## RECORDS PROVIDED
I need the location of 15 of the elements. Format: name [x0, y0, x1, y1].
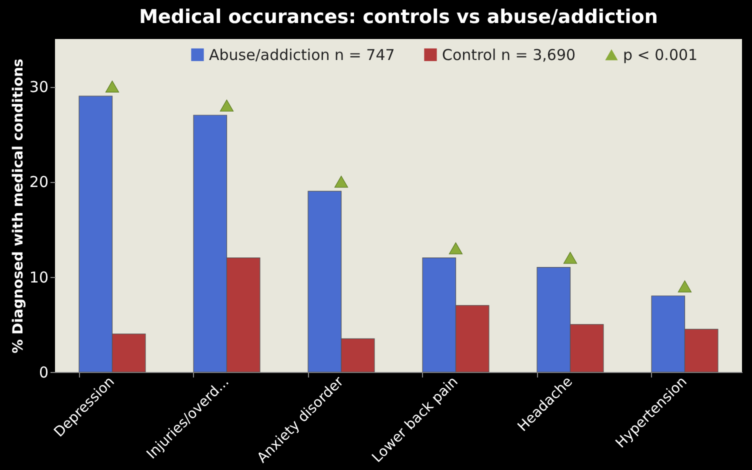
point [678, 280, 692, 292]
point [334, 176, 348, 188]
chart-title: Medical occurances: controls vs abuse/addiction [139, 6, 658, 28]
legend-label: p < 0.001 [623, 46, 698, 64]
legend-label: Abuse/addiction n = 747 [209, 46, 395, 64]
y-tick-label: 10 [29, 268, 48, 286]
point [448, 242, 463, 254]
point [563, 252, 578, 264]
y-axis-title: % Diagnosed with medical conditions [10, 58, 26, 354]
legend-label: Control n = 3,690 [442, 46, 576, 64]
point [220, 100, 234, 112]
y-tick-label: 0 [38, 364, 48, 382]
point [105, 80, 120, 93]
y-tick-label: 30 [29, 78, 48, 96]
y-tick-label: 20 [29, 173, 48, 192]
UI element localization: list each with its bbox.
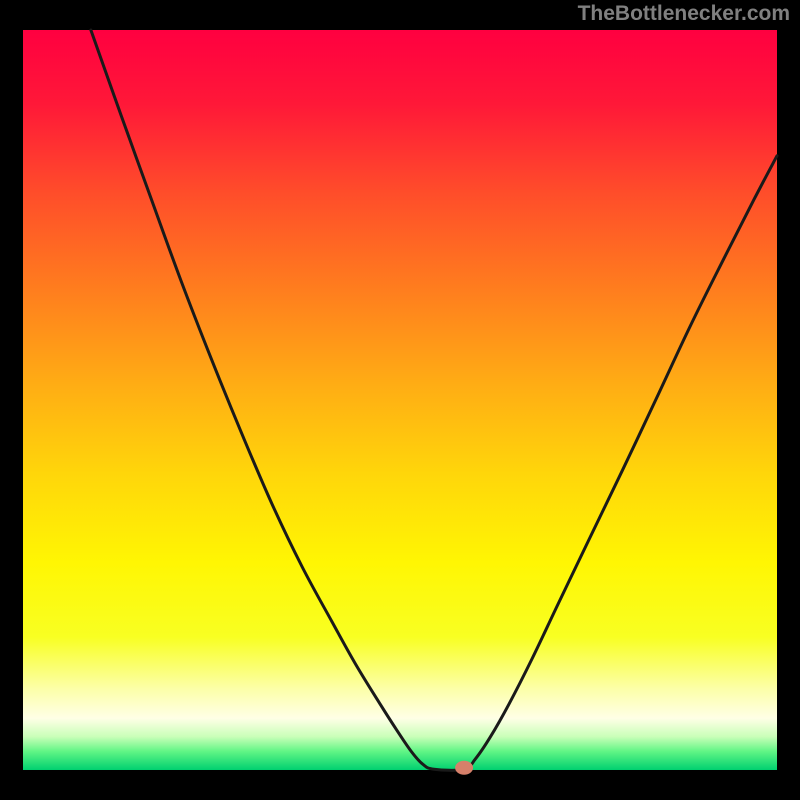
chart-container: TheBottlenecker.com [0,0,800,800]
optimal-marker [455,761,473,775]
plot-background [23,30,777,770]
bottleneck-plot [0,0,800,800]
watermark-label: TheBottlenecker.com [578,2,790,26]
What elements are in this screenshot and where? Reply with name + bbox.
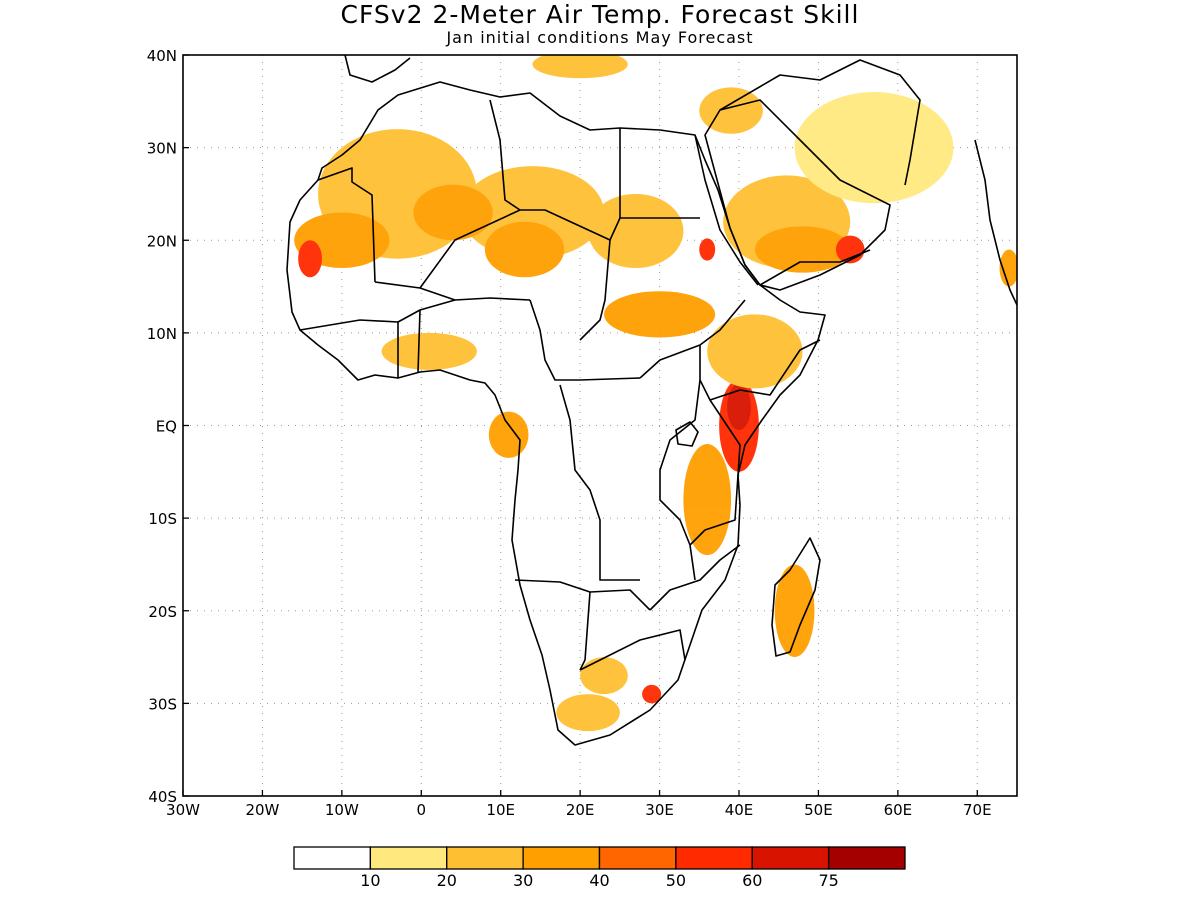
- skill-region-25: [999, 249, 1017, 287]
- skill-region-22: [794, 92, 954, 204]
- skill-region-13: [727, 383, 751, 431]
- border-sahel: [374, 209, 700, 289]
- map-title: CFSv2 2-Meter Air Temp. Forecast Skill: [340, 0, 860, 29]
- border-nigeria-cameroon: [529, 299, 641, 381]
- skill-region-19: [580, 657, 628, 695]
- lake-victoria: [675, 421, 699, 447]
- colorbar-swatch: [446, 846, 524, 870]
- colorbar-swatch: [369, 846, 448, 870]
- skill-region-5: [413, 184, 493, 241]
- border-ghana: [397, 309, 421, 378]
- lon-tick-label: 40E: [725, 801, 754, 819]
- lat-tick-label: 20S: [148, 603, 177, 621]
- colorbar-swatch: [598, 846, 677, 870]
- skill-region-6: [484, 221, 565, 278]
- colorbar-label: 75: [818, 871, 838, 890]
- skill-region-23: [532, 55, 628, 79]
- skill-region-7: [603, 291, 716, 338]
- border-niger-nigeria: [419, 287, 531, 301]
- lat-tick-label: 40S: [148, 788, 177, 806]
- skill-region-20: [556, 694, 620, 732]
- map-subtitle: Jan initial conditions May Forecast: [446, 28, 754, 47]
- colorbar-swatch: [522, 846, 601, 870]
- skill-region-2: [588, 193, 684, 269]
- lat-tick-label: 30N: [147, 140, 177, 158]
- border-south-africa: [579, 629, 686, 671]
- lon-tick-label: 10E: [486, 801, 515, 819]
- lat-tick-label: 40N: [147, 47, 177, 65]
- border-mozambique: [649, 544, 741, 611]
- colorbar-label: 50: [666, 871, 686, 890]
- skill-region-14: [707, 314, 803, 389]
- lon-tick-label: 10W: [325, 801, 359, 819]
- red-sea-west-coast: [694, 134, 759, 286]
- skill-region-16: [488, 411, 529, 458]
- iberia-coastline: [344, 55, 411, 83]
- lon-tick-label: 30E: [645, 801, 674, 819]
- skill-region-21: [642, 684, 662, 704]
- lat-tick-label: EQ: [156, 418, 177, 436]
- colorbar-label: 10: [360, 871, 380, 890]
- longitude-axis: 30W 20W 10W 0 10E 20E 30E 40E 50E 60E 70E: [166, 790, 992, 819]
- border-saudi-yemen: [759, 249, 871, 286]
- border-drc: [559, 384, 640, 581]
- colorbar-label: 40: [589, 871, 609, 890]
- colorbar: 10 20 30 40 50 60 75: [293, 846, 906, 890]
- colorbar-label: 60: [742, 871, 762, 890]
- lon-tick-label: 50E: [804, 801, 833, 819]
- skill-region-8: [754, 226, 851, 273]
- skill-region-18: [774, 564, 815, 658]
- coastlines-and-borders: [286, 55, 1017, 746]
- skill-region-12: [699, 238, 716, 261]
- lon-tick-label: 70E: [963, 801, 992, 819]
- colorbar-swatch: [827, 846, 906, 870]
- lon-tick-label: 30W: [166, 801, 200, 819]
- border-tanzania: [689, 399, 741, 546]
- latitude-axis: 40N 30N 20N 10N EQ 10S 20S 30S 40S: [147, 47, 189, 806]
- lat-tick-label: 10S: [148, 510, 177, 528]
- colorbar-label: 30: [513, 871, 533, 890]
- skill-region-17: [381, 332, 477, 370]
- skill-region-9: [298, 240, 323, 278]
- skill-region-15: [683, 444, 732, 556]
- lon-tick-label: 0: [417, 801, 427, 819]
- lat-tick-label: 30S: [148, 695, 177, 713]
- colorbar-label: 20: [437, 871, 457, 890]
- india-coastline: [974, 139, 1017, 306]
- skill-region-24: [699, 87, 763, 134]
- colorbar-swatch: [751, 846, 830, 870]
- colorbar-swatch: [293, 846, 372, 870]
- lon-tick-label: 60E: [884, 801, 913, 819]
- lat-tick-label: 20N: [147, 232, 177, 250]
- border-sudan-chad: [579, 239, 611, 341]
- skill-shading: [294, 55, 1017, 732]
- border-sahara: [317, 167, 376, 283]
- colorbar-swatch: [675, 846, 753, 870]
- madagascar-coastline: [771, 537, 821, 657]
- lat-tick-label: 10N: [147, 325, 177, 343]
- lon-tick-label: 20E: [566, 801, 595, 819]
- africa-coastline: [286, 81, 826, 746]
- border-algeria-libya: [489, 99, 521, 211]
- border-namibia-botswana: [579, 591, 591, 671]
- arabian-peninsula-coastline: [704, 99, 891, 291]
- lon-tick-label: 20W: [245, 801, 279, 819]
- border-middle-east: [719, 59, 921, 186]
- border-west-africa: [299, 299, 456, 331]
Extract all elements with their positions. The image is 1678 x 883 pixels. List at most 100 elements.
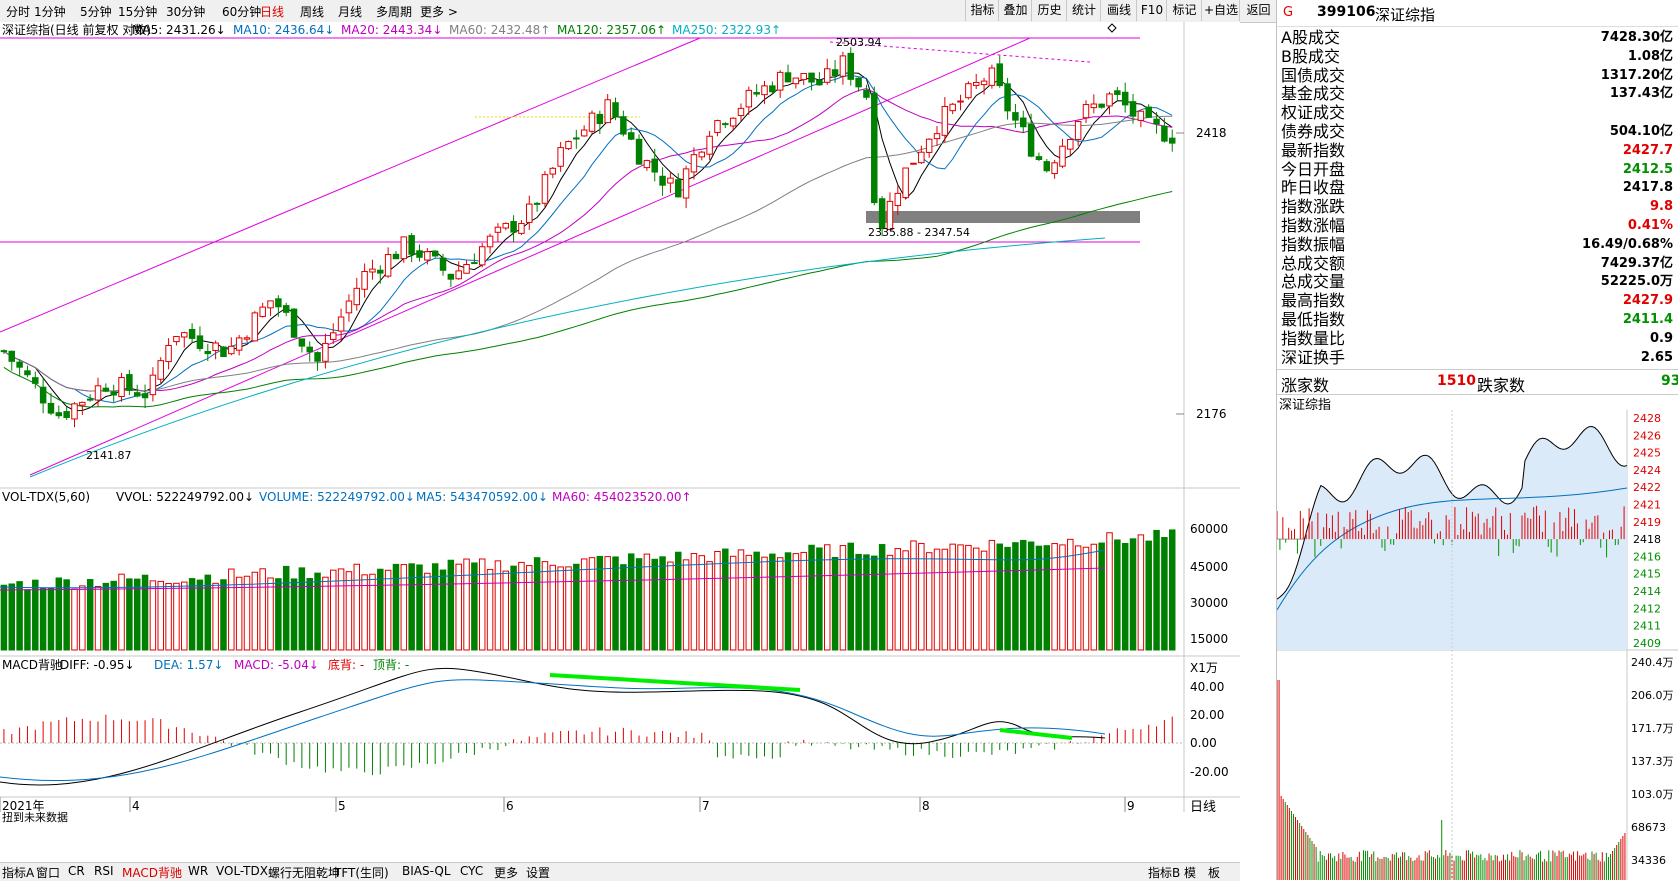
indicator-tab-0[interactable]: 指标A	[2, 866, 35, 880]
timeframe-0[interactable]: 分时	[6, 5, 31, 19]
indicator-tab-11[interactable]: 更多	[494, 866, 519, 880]
volume-bar	[455, 563, 462, 651]
volume-bar	[502, 570, 509, 651]
indicator-tab-1[interactable]: 窗口	[36, 866, 61, 880]
quote-row: 昨日收盘 2417.8	[1281, 178, 1673, 197]
volume-bar	[1153, 529, 1160, 651]
toolbar-button-4[interactable]: 画线	[1100, 0, 1137, 21]
volume-bar	[871, 555, 878, 651]
candle-body	[1051, 162, 1058, 175]
macd-legend-item: DEA: 1.57↓	[154, 658, 223, 672]
volume-bar	[377, 568, 384, 651]
volume-bar	[71, 588, 78, 651]
toolbar-button-3[interactable]: 统计	[1066, 0, 1101, 21]
toolbar-button-8[interactable]: 返回	[1239, 0, 1277, 21]
macd-axis-label: 40.00	[1190, 680, 1224, 694]
volume-bar	[39, 587, 47, 651]
volume-bar	[1137, 534, 1145, 651]
timeframe-7[interactable]: 周线	[300, 5, 325, 19]
candle-body	[816, 79, 823, 86]
volume-bar	[1121, 542, 1129, 651]
volume-bar	[110, 580, 117, 651]
volume-bar	[259, 568, 266, 651]
volume-bars	[0, 529, 1176, 651]
candle-body	[1098, 103, 1105, 108]
volume-bar	[16, 581, 23, 651]
candle-body	[102, 387, 110, 392]
indicator-tab-10[interactable]: CYC	[460, 864, 484, 878]
volume-bar	[220, 579, 227, 651]
volume-bar	[55, 577, 63, 651]
candle-body	[965, 83, 972, 99]
candle-body	[1004, 83, 1011, 112]
panel-tab-2[interactable]: 板	[1208, 866, 1221, 880]
indicator-tab-12[interactable]: 设置	[526, 866, 551, 880]
volume-bar	[369, 573, 376, 651]
quote-label: 指数涨跌	[1281, 197, 1346, 217]
security-name: 深证综指	[1375, 6, 1436, 24]
candle-body	[933, 133, 941, 140]
toolbar-button-7[interactable]: +自选	[1201, 0, 1240, 21]
candle-body	[604, 99, 611, 124]
quote-label: 债券成交	[1281, 122, 1346, 141]
indicator-tab-6[interactable]: VOL-TDX	[216, 864, 268, 878]
date-axis-label: 4	[132, 799, 140, 813]
candle-body	[557, 147, 564, 167]
quote-header: G 399106 深证综指	[1277, 0, 1678, 27]
indicator-tab-7[interactable]: 螺行无阻乾坤	[268, 866, 341, 880]
volume-bar	[1020, 539, 1027, 651]
candle-body	[627, 132, 635, 140]
support-zone	[866, 211, 1140, 223]
volume-bar	[1098, 542, 1105, 651]
volume-bar	[298, 567, 306, 651]
candle-body	[24, 370, 31, 376]
volume-bar	[228, 568, 235, 651]
indicator-tab-8[interactable]: TFT(生同)	[334, 866, 389, 880]
panel-tab-1[interactable]: 模	[1184, 866, 1197, 880]
indicator-tab-5[interactable]: WR	[188, 864, 209, 878]
volume-bar	[753, 551, 760, 651]
candle-body	[839, 55, 847, 77]
toolbar-button-2[interactable]: 历史	[1031, 0, 1067, 21]
kline-chart-svg[interactable]: 深证综指(日线 前复权 对数)MA5: 2431.26↓ MA10: 2436.6…	[0, 22, 1240, 880]
timeframe-4[interactable]: 30分钟	[166, 5, 206, 19]
panel-tab-0[interactable]: 指标B	[1148, 866, 1181, 880]
timeframe-6[interactable]: 日线	[260, 5, 285, 19]
toolbar-button-6[interactable]: 标记	[1166, 0, 1202, 21]
chart-area[interactable]: 深证综指(日线 前复权 对数) MA5: 2431.26↓ MA10: 2436.6…	[0, 22, 1240, 880]
timeframe-2[interactable]: 5分钟	[80, 5, 112, 19]
volume-legend-item: MA60: 454023520.00↑	[552, 490, 692, 504]
volume-bar	[902, 550, 909, 651]
candle-body	[886, 200, 894, 230]
timeframe-5[interactable]: 60分钟	[222, 5, 262, 19]
candle-body	[659, 175, 666, 186]
intraday-chart-svg[interactable]: 2428 2426 2425 2424 2422 2421 2419 2418 2416 2415…	[1277, 410, 1678, 880]
top-divergence-line	[549, 673, 801, 692]
timeframe-3[interactable]: 15分钟	[118, 5, 158, 19]
candle-body	[424, 251, 431, 261]
indicator-tab-4[interactable]: MACD背驰	[122, 866, 182, 880]
date-axis-label: 7	[702, 799, 710, 813]
candle-body	[188, 328, 196, 339]
indicator-tab-2[interactable]: CR	[68, 864, 85, 878]
toolbar-button-1[interactable]: 叠加	[998, 0, 1032, 21]
indicator-tab-3[interactable]: RSI	[94, 864, 114, 878]
candle-body	[682, 168, 690, 199]
volume-bar	[181, 581, 188, 651]
toolbar-button-5[interactable]: F10	[1136, 0, 1167, 21]
volume-bar	[251, 571, 259, 651]
timeframe-8[interactable]: 月线	[338, 5, 363, 19]
volume-legend: VOL-TDX(5,60) VVOL: 522249792.00↓ VOLUME: …	[2, 490, 692, 504]
candle-body	[1012, 112, 1019, 121]
candle-body	[306, 346, 313, 353]
timeframe-9[interactable]: 多周期	[376, 5, 413, 19]
timeframe-10[interactable]: 更多 >	[420, 5, 458, 19]
timeframe-1[interactable]: 1分钟	[34, 5, 66, 19]
candle-body	[573, 137, 580, 140]
quote-row: 最新指数 2427.7	[1281, 141, 1673, 160]
volume-bar	[761, 556, 768, 651]
indicator-tab-9[interactable]: BIAS-QL	[402, 864, 451, 878]
candle-body	[549, 167, 557, 175]
toolbar-button-0[interactable]: 指标	[965, 0, 999, 21]
volume-bar	[776, 557, 784, 651]
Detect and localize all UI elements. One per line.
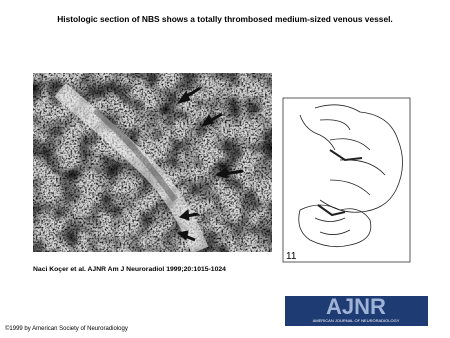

## YOUR GOAL
Extract each line of the items above that contains the string "nigeria".

## FINAL RESULT
- border-nigeria-cameroon: [529, 299, 641, 381]
- border-niger-nigeria: [419, 287, 531, 301]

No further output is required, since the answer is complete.